The task: Return every entry exactly.

Material shown:
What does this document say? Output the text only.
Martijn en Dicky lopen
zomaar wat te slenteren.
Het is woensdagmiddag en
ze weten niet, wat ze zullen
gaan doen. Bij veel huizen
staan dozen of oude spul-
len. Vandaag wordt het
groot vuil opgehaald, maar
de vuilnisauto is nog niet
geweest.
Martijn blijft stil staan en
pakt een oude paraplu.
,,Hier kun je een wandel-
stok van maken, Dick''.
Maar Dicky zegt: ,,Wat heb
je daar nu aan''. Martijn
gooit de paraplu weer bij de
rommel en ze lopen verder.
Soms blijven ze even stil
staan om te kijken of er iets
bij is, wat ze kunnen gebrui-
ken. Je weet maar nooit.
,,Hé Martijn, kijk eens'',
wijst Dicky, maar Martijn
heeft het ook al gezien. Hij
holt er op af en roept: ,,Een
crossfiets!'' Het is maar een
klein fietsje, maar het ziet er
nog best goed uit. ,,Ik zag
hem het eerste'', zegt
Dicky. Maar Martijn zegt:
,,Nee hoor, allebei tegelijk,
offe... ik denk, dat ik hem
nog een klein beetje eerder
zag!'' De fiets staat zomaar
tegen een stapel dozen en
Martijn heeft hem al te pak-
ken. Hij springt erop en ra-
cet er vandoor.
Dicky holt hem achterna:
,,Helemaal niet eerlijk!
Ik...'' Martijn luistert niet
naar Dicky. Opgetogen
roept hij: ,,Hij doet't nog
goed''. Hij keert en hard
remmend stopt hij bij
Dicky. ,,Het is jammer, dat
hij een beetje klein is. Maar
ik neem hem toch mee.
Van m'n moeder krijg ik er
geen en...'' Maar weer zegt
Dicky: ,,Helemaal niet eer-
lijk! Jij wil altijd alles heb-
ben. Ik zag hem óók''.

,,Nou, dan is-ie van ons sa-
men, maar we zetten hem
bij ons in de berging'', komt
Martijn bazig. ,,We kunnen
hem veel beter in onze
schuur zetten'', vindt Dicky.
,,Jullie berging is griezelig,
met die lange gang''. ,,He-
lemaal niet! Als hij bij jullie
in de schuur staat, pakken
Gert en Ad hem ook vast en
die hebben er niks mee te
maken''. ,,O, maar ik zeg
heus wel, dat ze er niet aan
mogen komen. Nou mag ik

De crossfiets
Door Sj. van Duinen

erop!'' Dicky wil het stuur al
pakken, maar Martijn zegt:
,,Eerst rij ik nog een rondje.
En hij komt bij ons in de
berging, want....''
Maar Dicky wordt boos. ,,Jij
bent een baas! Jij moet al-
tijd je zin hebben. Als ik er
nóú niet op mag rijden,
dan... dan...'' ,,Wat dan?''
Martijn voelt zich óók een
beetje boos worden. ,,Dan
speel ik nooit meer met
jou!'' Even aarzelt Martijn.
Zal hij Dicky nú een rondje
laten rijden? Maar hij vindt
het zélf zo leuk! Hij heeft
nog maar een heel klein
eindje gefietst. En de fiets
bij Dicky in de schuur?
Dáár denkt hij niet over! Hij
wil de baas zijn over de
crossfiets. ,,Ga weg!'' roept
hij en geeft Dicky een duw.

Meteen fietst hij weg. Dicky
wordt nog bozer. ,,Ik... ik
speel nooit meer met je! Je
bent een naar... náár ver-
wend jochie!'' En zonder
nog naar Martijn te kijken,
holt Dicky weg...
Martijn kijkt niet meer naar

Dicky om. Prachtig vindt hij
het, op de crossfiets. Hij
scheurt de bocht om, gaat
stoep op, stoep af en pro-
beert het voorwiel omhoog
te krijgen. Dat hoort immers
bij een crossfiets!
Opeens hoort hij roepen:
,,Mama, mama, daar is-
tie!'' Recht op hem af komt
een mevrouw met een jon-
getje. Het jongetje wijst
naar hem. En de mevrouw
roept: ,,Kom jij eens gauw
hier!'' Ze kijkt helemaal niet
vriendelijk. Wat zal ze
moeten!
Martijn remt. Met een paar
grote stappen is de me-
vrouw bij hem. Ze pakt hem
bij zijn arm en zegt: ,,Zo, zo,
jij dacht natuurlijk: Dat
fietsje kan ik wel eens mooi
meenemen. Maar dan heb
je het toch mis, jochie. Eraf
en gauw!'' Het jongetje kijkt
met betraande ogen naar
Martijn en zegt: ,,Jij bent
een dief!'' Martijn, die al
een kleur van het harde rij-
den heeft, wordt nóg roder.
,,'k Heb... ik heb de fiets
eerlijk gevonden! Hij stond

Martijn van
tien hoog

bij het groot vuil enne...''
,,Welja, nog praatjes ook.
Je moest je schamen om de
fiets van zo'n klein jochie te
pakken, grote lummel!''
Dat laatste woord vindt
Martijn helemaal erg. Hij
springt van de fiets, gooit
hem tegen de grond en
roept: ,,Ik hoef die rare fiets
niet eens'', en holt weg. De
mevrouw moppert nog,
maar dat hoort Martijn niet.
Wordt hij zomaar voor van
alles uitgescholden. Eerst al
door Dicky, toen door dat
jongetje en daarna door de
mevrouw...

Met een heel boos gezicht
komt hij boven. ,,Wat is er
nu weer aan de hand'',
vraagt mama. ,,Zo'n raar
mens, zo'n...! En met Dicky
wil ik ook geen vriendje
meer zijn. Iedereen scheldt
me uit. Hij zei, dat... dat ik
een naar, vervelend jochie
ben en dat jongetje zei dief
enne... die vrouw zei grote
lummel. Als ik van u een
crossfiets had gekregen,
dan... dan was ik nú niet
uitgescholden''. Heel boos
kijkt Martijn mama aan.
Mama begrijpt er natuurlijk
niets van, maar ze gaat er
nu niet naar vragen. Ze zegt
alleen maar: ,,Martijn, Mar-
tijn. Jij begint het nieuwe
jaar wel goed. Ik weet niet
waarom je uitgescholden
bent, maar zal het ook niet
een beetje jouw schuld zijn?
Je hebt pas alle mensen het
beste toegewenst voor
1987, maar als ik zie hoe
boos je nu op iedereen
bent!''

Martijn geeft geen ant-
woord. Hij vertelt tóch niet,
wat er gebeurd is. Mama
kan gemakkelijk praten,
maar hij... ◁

Solution below:
What does this document say? Output the text only.
Martijn en Dicky lopen
zomaar wat te slenteren.
Het is woensdagmiddag en
ze weten niet, wat ze zullen
gaan doen. Bij veel huizen
staan dozen of oude spul-
len. Vandaag wordt het
groot vuil opgehaald, maar
de vuilnisauto is nog niet
geweest.
Martijn blijft stil staan en
pakt een oude paraplu.
,,Hier kun je een wandel-
stok van maken, Dick''.
Maar Dicky zegt: ,,Wat heb
je daar nu aan''. Martijn
gooit de paraplu weer bij de
rommel en ze lopen verder.
Soms blijven ze even stil
staan om te kijken of er iets
bij is, wat ze kunnen gebrui-
ken. Je weet maar nooit.
,,Hé Martijn, kijk eens'',
wijst Dicky, maar Martijn
heeft het ook al gezien. Hij
holt er op af en roept: ,,Een
crossfiets!'' Het is maar een
klein fietsje, maar het ziet er
nog best goed uit. ,,Ik zag
hem het eerste'', zegt
Dicky. Maar Martijn zegt:
,,Nee hoor, allebei tegelijk,
offe... ik denk, dat ik hem
nog een klein beetje eerder
zag!'' De fiets staat zomaar
tegen een stapel dozen en
Martijn heeft hem al te pak-
ken. Hij springt erop en ra-
cet er vandoor.
Dicky holt hem achterna:
,,Helemaal niet eerlijk!
Ik...'' Martijn luistert niet
naar Dicky. Opgetogen
roept hij: ,,Hij doet't nog
goed''. Hij keert en hard
remmend stopt hij bij
Dicky. ,,Het is jammer, dat
hij een beetje klein is. Maar
ik neem hem toch mee.
Van m'n moeder krijg ik er
geen en...'' Maar weer zegt
Dicky: ,,Helemaal niet eer-
lijk! Jij wil altijd alles heb-
ben. Ik zag hem óók''.

,,Nou, dan is-ie van ons sa-
men, maar we zetten hem
bij ons in de berging'', komt
Martijn bazig. ,,We kunnen
hem veel beter in onze
schuur zetten'', vindt Dicky.
,,Jullie berging is griezelig,
met die lange gang''. ,,He-
lemaal niet! Als hij bij jullie
in de schuur staat, pakken
Gert en Ad hem ook vast en
die hebben er niks mee te
maken''. ,,O, maar ik zeg
heus wel, dat ze er niet aan
mogen komen. Nou mag ik

De crossfiets
Door Sj. van Duinen

erop!'' Dicky wil het stuur al
pakken, maar Martijn zegt:
,,Eerst rij ik nog een rondje.
En hij komt bij ons in de
berging, want....''
Maar Dicky wordt boos. ,,Jij
bent een baas! Jij moet al-
tijd je zin hebben. Als ik er
nóú niet op mag rijden,
dan... dan...'' ,,Wat dan?''
Martijn voelt zich óók een
beetje boos worden. ,,Dan
speel ik nooit meer met
jou!'' Even aarzelt Martijn.
Zal hij Dicky nú een rondje
laten rijden? Maar hij vindt
het zélf zo leuk! Hij heeft
nog maar een heel klein
eindje gefietst. En de fiets
bij Dicky in de schuur?
Dáár denkt hij niet over! Hij
wil de baas zijn over de
crossfiets. ,,Ga weg!'' roept
hij en geeft Dicky een duw.

Meteen fietst hij weg. Dicky
wordt nog bozer. ,,Ik... ik
speel nooit meer met je! Je
bent een naar... náár ver-
wend jochie!'' En zonder
nog naar Martijn te kijken,
holt Dicky weg...
Martijn kijkt niet meer naar

Dicky om. Prachtig vindt hij
het, op de crossfiets. Hij
scheurt de bocht om, gaat
stoep op, stoep af en pro-
beert het voorwiel omhoog
te krijgen. Dat hoort immers
bij een crossfiets!
Opeens hoort hij roepen:
,,Mama, mama, daar is-
tie!'' Recht op hem af komt
een mevrouw met een jon-
getje. Het jongetje wijst
naar hem. En de mevrouw
roept: ,,Kom jij eens gauw
hier!'' Ze kijkt helemaal niet
vriendelijk. Wat zal ze
moeten!
Martijn remt. Met een paar
grote stappen is de me-
vrouw bij hem. Ze pakt hem
bij zijn arm en zegt: ,,Zo, zo,
jij dacht natuurlijk: Dat
fietsje kan ik wel eens mooi
meenemen. Maar dan heb
je het toch mis, jochie. Eraf
en gauw!'' Het jongetje kijkt
met betraande ogen naar
Martijn en zegt: ,,Jij bent
een dief!'' Martijn, die al
een kleur van het harde rij-
den heeft, wordt nóg roder.
,,'k Heb... ik heb de fiets
eerlijk gevonden! Hij stond

Martijn van
tien hoog

bij het groot vuil enne...''
,,Welja, nog praatjes ook.
Je moest je schamen om de
fiets van zo'n klein jochie te
pakken, grote lummel!''
Dat laatste woord vindt
Martijn helemaal erg. Hij
springt van de fiets, gooit
hem tegen de grond en
roept: ,,Ik hoef die rare fiets
niet eens'', en holt weg. De
mevrouw moppert nog,
maar dat hoort Martijn niet.
Wordt hij zomaar voor van
alles uitgescholden. Eerst al
door Dicky, toen door dat
jongetje en daarna door de
mevrouw...

Met een heel boos gezicht
komt hij boven. ,,Wat is er
nu weer aan de hand'',
vraagt mama. ,,Zo'n raar
mens, zo'n...! En met Dicky
wil ik ook geen vriendje
meer zijn. Iedereen scheldt
me uit. Hij zei, dat... dat ik
een naar, vervelend jochie
ben en dat jongetje zei dief
enne... die vrouw zei grote
lummel. Als ik van u een
crossfiets had gekregen,
dan... dan was ik nú niet
uitgescholden''. Heel boos
kijkt Martijn mama aan.
Mama begrijpt er natuurlijk
niets van, maar ze gaat er
nu niet naar vragen. Ze zegt
alleen maar: ,,Martijn, Mar-
tijn. Jij begint het nieuwe
jaar wel goed. Ik weet niet
waarom je uitgescholden
bent, maar zal het ook niet
een beetje jouw schuld zijn?
Je hebt pas alle mensen het
beste toegewenst voor
1987, maar als ik zie hoe
boos je nu op iedereen
bent!''

Martijn geeft geen ant-
woord. Hij vertelt tóch niet,
wat er gebeurd is. Mama
kan gemakkelijk praten,
maar hij... ◁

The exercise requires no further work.